Make a verbatim copy of the entries below; pictures stay out.

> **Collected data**
+--

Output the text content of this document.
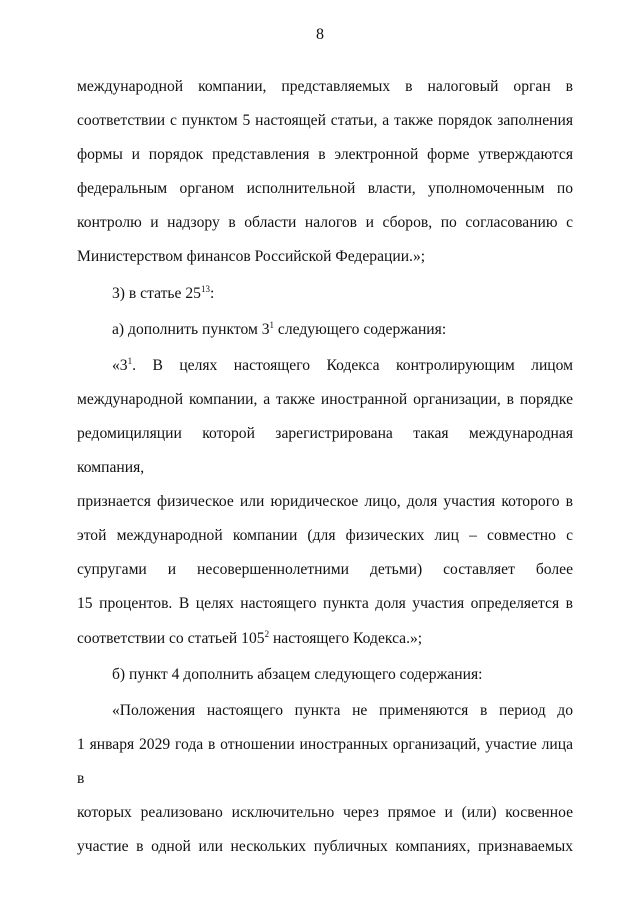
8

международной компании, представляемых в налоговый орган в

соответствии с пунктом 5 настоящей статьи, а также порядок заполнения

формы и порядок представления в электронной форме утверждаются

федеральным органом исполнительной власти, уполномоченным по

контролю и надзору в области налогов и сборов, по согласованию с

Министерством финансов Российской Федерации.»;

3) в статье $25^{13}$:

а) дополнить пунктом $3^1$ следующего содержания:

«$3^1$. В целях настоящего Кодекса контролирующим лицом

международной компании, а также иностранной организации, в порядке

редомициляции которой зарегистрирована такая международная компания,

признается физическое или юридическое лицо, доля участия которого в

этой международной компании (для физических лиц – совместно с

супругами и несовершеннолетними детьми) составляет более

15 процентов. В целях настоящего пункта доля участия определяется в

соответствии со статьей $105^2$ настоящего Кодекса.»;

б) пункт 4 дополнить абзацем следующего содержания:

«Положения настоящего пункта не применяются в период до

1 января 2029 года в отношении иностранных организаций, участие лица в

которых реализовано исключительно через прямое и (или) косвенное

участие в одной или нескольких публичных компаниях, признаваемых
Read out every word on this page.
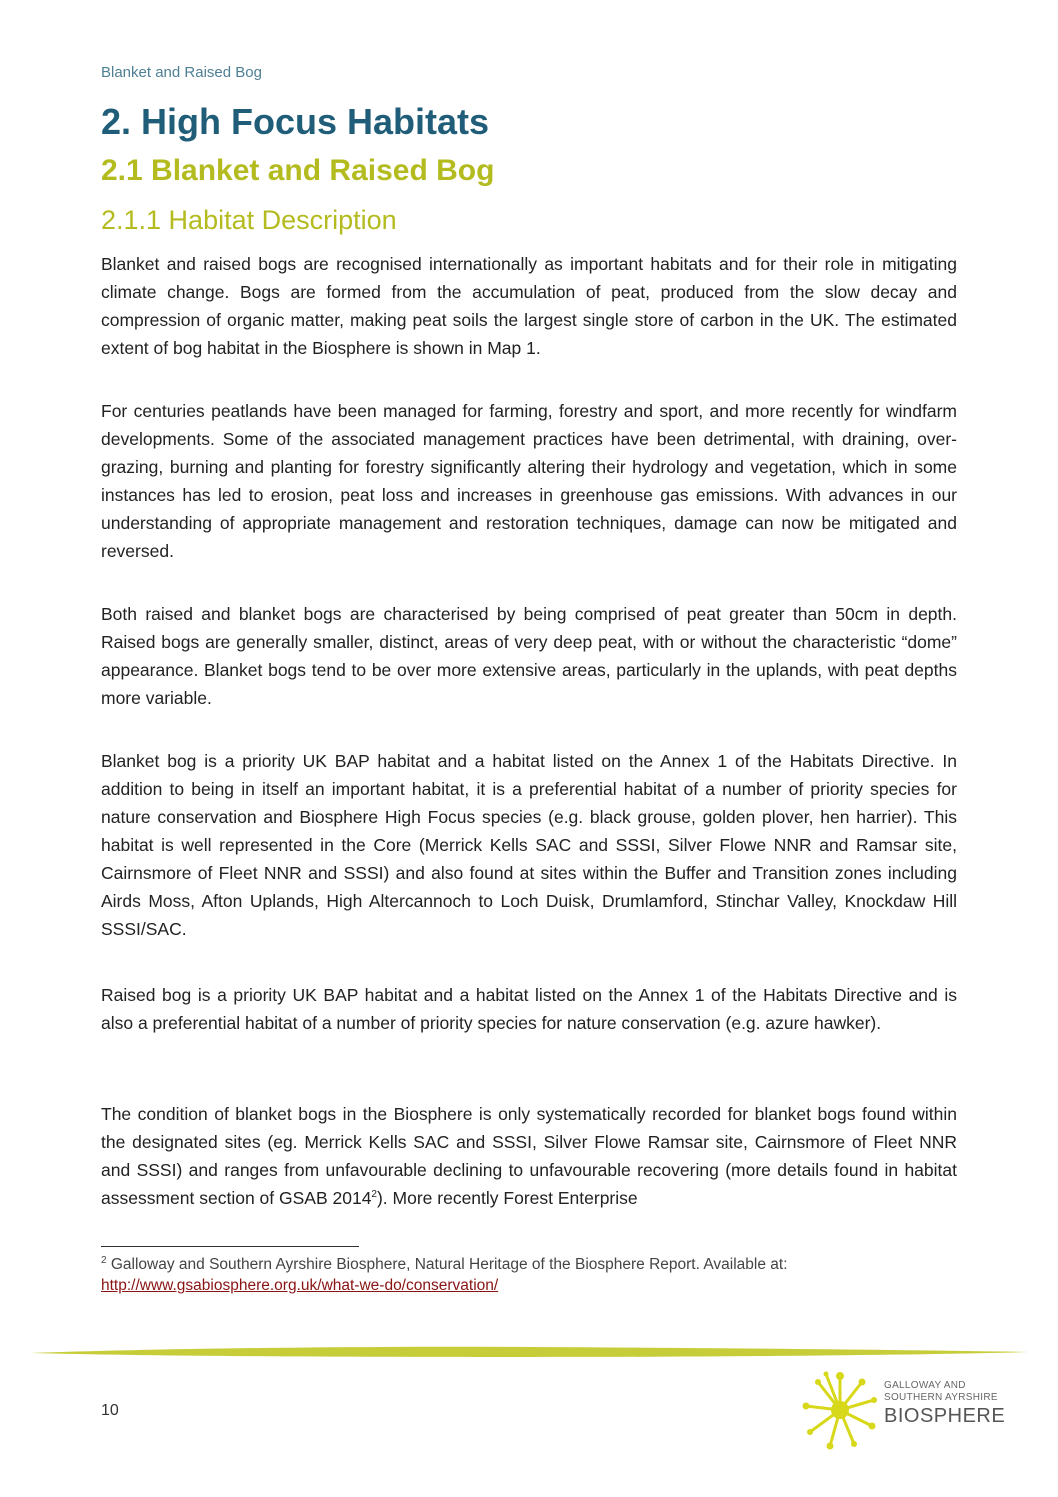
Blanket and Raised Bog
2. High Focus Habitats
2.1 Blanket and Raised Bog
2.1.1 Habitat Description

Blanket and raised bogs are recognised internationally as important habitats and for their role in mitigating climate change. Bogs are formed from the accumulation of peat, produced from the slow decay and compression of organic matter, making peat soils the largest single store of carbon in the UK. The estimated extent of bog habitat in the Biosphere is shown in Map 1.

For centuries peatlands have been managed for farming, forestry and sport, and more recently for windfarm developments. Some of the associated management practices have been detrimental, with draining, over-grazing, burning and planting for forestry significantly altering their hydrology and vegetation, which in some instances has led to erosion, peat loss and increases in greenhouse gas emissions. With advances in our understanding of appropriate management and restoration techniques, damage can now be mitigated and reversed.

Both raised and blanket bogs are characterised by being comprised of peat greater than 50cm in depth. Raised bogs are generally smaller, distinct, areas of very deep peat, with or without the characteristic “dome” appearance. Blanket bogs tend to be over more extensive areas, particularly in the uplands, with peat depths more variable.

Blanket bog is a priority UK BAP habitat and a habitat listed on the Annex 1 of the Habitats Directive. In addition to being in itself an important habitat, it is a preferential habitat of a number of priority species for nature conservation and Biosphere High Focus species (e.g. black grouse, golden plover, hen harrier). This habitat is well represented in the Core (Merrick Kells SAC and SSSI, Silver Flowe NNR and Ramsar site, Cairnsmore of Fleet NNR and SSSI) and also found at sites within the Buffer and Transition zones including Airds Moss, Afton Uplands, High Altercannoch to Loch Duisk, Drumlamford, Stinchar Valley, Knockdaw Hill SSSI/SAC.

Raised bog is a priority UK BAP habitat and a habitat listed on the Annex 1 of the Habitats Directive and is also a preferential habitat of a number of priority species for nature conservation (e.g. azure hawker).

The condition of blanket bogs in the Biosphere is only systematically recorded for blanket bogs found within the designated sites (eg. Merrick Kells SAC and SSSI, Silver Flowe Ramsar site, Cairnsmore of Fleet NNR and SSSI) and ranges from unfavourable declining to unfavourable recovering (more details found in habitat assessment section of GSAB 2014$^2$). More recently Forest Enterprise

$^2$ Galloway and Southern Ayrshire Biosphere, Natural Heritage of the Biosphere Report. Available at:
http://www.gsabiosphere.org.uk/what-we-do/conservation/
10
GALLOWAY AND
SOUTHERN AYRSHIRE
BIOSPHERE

+--

> **ANSWER TO THE EXERCISE**
Output the text content of this document.
8

международной компании, представляемых в налоговый орган в

соответствии с пунктом 5 настоящей статьи, а также порядок заполнения

формы и порядок представления в электронной форме утверждаются

федеральным органом исполнительной власти, уполномоченным по

контролю и надзору в области налогов и сборов, по согласованию с

Министерством финансов Российской Федерации.»;

3) в статье $25^{13}$:

а) дополнить пунктом $3^1$ следующего содержания:

«$3^1$. В целях настоящего Кодекса контролирующим лицом

международной компании, а также иностранной организации, в порядке

редомициляции которой зарегистрирована такая международная компания,

признается физическое или юридическое лицо, доля участия которого в

этой международной компании (для физических лиц – совместно с

супругами и несовершеннолетними детьми) составляет более

15 процентов. В целях настоящего пункта доля участия определяется в

соответствии со статьей $105^2$ настоящего Кодекса.»;

б) пункт 4 дополнить абзацем следующего содержания:

«Положения настоящего пункта не применяются в период до

1 января 2029 года в отношении иностранных организаций, участие лица в

которых реализовано исключительно через прямое и (или) косвенное

участие в одной или нескольких публичных компаниях, признаваемых
Read out every word on this page.
Blanket and Raised Bog
2. High Focus Habitats
2.1 Blanket and Raised Bog
2.1.1 Habitat Description

Blanket and raised bogs are recognised internationally as important habitats and for their role in mitigating climate change. Bogs are formed from the accumulation of peat, produced from the slow decay and compression of organic matter, making peat soils the largest single store of carbon in the UK. The estimated extent of bog habitat in the Biosphere is shown in Map 1.

For centuries peatlands have been managed for farming, forestry and sport, and more recently for windfarm developments. Some of the associated management practices have been detrimental, with draining, over-grazing, burning and planting for forestry significantly altering their hydrology and vegetation, which in some instances has led to erosion, peat loss and increases in greenhouse gas emissions. With advances in our understanding of appropriate management and restoration techniques, damage can now be mitigated and reversed.

Both raised and blanket bogs are characterised by being comprised of peat greater than 50cm in depth. Raised bogs are generally smaller, distinct, areas of very deep peat, with or without the characteristic “dome” appearance. Blanket bogs tend to be over more extensive areas, particularly in the uplands, with peat depths more variable.

Blanket bog is a priority UK BAP habitat and a habitat listed on the Annex 1 of the Habitats Directive. In addition to being in itself an important habitat, it is a preferential habitat of a number of priority species for nature conservation and Biosphere High Focus species (e.g. black grouse, golden plover, hen harrier). This habitat is well represented in the Core (Merrick Kells SAC and SSSI, Silver Flowe NNR and Ramsar site, Cairnsmore of Fleet NNR and SSSI) and also found at sites within the Buffer and Transition zones including Airds Moss, Afton Uplands, High Altercannoch to Loch Duisk, Drumlamford, Stinchar Valley, Knockdaw Hill SSSI/SAC.

Raised bog is a priority UK BAP habitat and a habitat listed on the Annex 1 of the Habitats Directive and is also a preferential habitat of a number of priority species for nature conservation (e.g. azure hawker).

The condition of blanket bogs in the Biosphere is only systematically recorded for blanket bogs found within the designated sites (eg. Merrick Kells SAC and SSSI, Silver Flowe Ramsar site, Cairnsmore of Fleet NNR and SSSI) and ranges from unfavourable declining to unfavourable recovering (more details found in habitat assessment section of GSAB 2014$^2$). More recently Forest Enterprise

$^2$ Galloway and Southern Ayrshire Biosphere, Natural Heritage of the Biosphere Report. Available at:
http://www.gsabiosphere.org.uk/what-we-do/conservation/
10
GALLOWAY AND
SOUTHERN AYRSHIRE
BIOSPHERE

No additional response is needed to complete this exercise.